**What to work on**
Go through the records below and copy out every line that contains the string "bbox".

**Exercise inputs**
——————————

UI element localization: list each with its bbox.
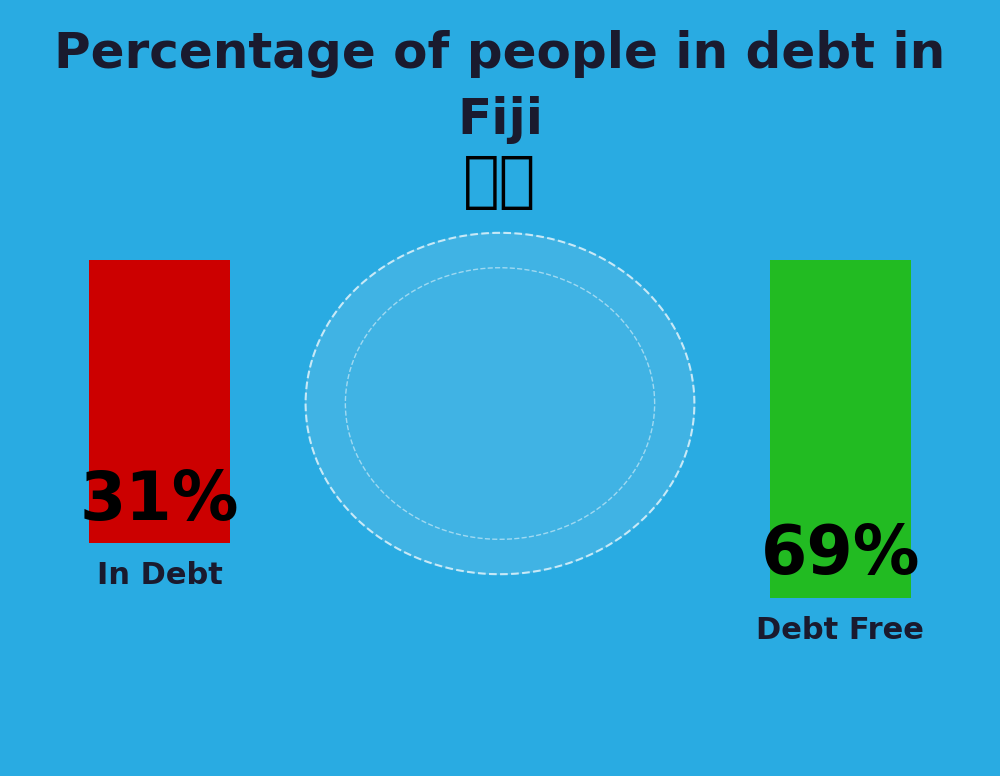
Circle shape bbox=[306, 233, 694, 574]
Text: In Debt: In Debt bbox=[97, 561, 223, 591]
Text: Fiji: Fiji bbox=[457, 96, 543, 144]
Text: Debt Free: Debt Free bbox=[756, 615, 924, 645]
Text: 🇫🇯: 🇫🇯 bbox=[463, 153, 537, 212]
Bar bbox=[89, 260, 230, 543]
Text: 31%: 31% bbox=[80, 467, 240, 534]
Bar bbox=[770, 260, 911, 598]
Text: 69%: 69% bbox=[760, 521, 920, 588]
Text: Percentage of people in debt in: Percentage of people in debt in bbox=[54, 30, 946, 78]
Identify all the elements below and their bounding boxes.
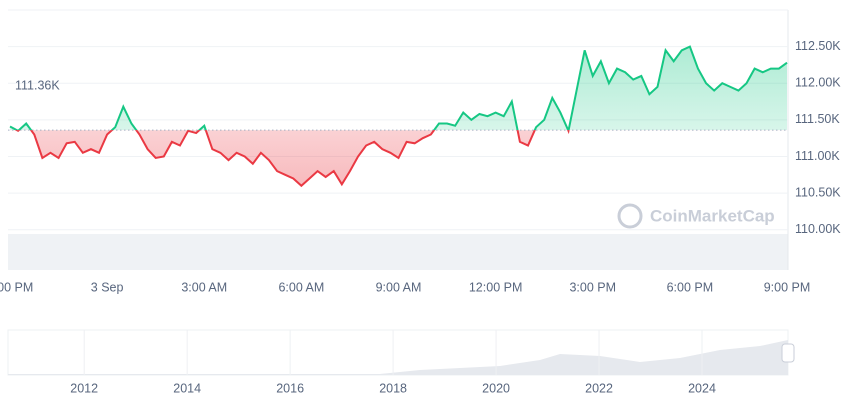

——————————

**Correct answer**
UI element localization: list each with its bbox.
Circle shape bbox=[306, 233, 694, 574]
Text: In Debt: In Debt bbox=[97, 561, 223, 591]
Text: Fiji: Fiji bbox=[457, 96, 543, 144]
Text: Debt Free: Debt Free bbox=[756, 615, 924, 645]
Text: 🇫🇯: 🇫🇯 bbox=[463, 153, 537, 212]
Bar bbox=[89, 260, 230, 543]
Text: 31%: 31% bbox=[80, 467, 240, 534]
Bar bbox=[770, 260, 911, 598]
Text: 69%: 69% bbox=[760, 521, 920, 588]
Text: Percentage of people in debt in: Percentage of people in debt in bbox=[54, 30, 946, 78]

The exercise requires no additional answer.